Just like his other previous works in documentary (Jesus, You Know) and fiction (Dog Days), Love is an infuriating film; whereby we have no idea where the story is going, and seemingly Seidl doesn't have a clue either. Shot in his trademark static mid shots, with copious amounts of skin on show, it's paradoxically beautiful and grotesque. Like a Lucian Freud painting with just as much of his grandfather's' psychoanalytical subtext, to boot.

Margarete Tiesel plays Teresa, a middle aged single parent living in drab suburban Vienna. The first scene sees her smiling from a distance as she watches a class of disabled children fumble-play on a bumper car track. It's a harrowing, typically nasty opening, and really sets the film off in mean spirited territory, with Seidl doing his token unflinching exploitation gimmick.

From here, Teresa decides to leave her daughter behind at fat camp and flee to Kenya for a paradisiac holiday. Meeting up with her Austrian expat friend (Inge Maux), the pair talk in typically colonialist terms about African culture and black men's genitalia. Later, on her own, she's constantly harangued by the pushy salesmen on the beachfront, trying to sell her homemade necklaces and pearls at tourist prices. Although she's reluctant to purchase their crap, she willingly buys into the perilous sex tourism trade, first as a customer, and later as one of it's scammed victims. Bleak in tone, yet idyllically colourful in palette, the proceeding 90 minutes follows a series of degradations Teresa must go through in her troubled pursuit for paradise.

§ INFORMATION SUPPLIED:
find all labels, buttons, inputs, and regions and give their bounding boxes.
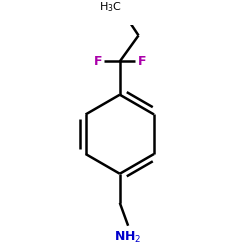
Text: H$_3$C: H$_3$C	[99, 0, 122, 14]
Text: F: F	[138, 55, 146, 68]
Text: NH$_2$: NH$_2$	[114, 230, 142, 245]
Text: F: F	[94, 55, 102, 68]
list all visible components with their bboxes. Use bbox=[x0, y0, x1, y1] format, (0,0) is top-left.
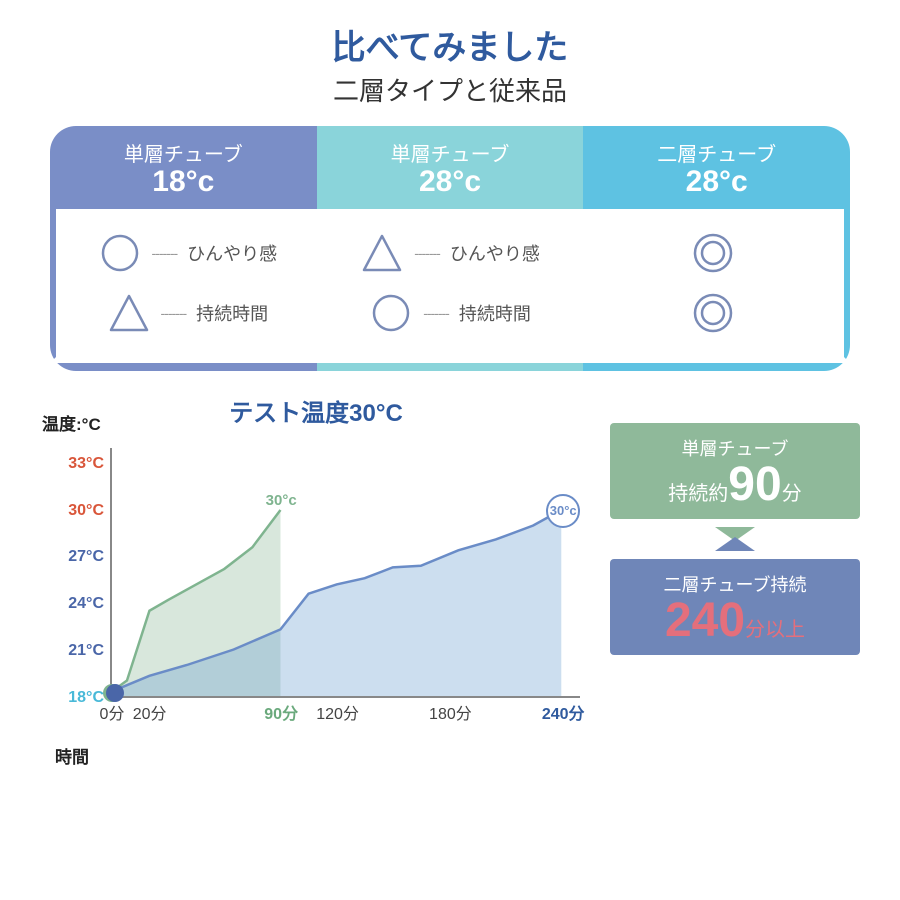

§ WORK TO DO:
[1] Name every film title that appears in the review of Love.
[2] Summarize the review of Love in two sentences.
[3] Continue the review of Love from its final sentence.

§ RESULTS IN ORDER:
[1]
Jesus, You Know
Dog Days
Love

[2] Like Seidl's earlier works, Love is an infuriating, directionless film shot in static mid shots that is both beautiful and grotesque. It follows Teresa, a middle-aged single parent from suburban Vienna, who leaves her daughter at fat camp and travels to Kenya, where she enters the sex tourism trade first as a customer and later as a scammed victim, going through a series of degradations.

[3]
Similarly to his other work, flesh and body politics play a central role to the narrative, character dynamics and control of the movie. Wandering around in flip flops and skimpy bathing suits, Teresa's slightly rotund exterior is used to exaggerate the character's wealth, decadence and presumed dominance over the comparatively slight, underfed and suffering Kenyans. It's a sentiment made painfully clear in one scene where Teresa partakes in an orgy of sorts where three other overweight German/Austrian women force a lean black Kenyan man to perform for their pleasure, and much to his embarrassment.

Whilst this may be the most palatable of Seidl's fiction films, it's certainly not an easy watch. At an excessive two hours, he wallows for too long in the audiences' discomfort without ever given us a worthwhile pay-off. Whilst the landscape is filmed beautifully by regular cinematographer Wolfgang Thaler, this bastardised version of Shirley Valentine is a pretty loveless film experience.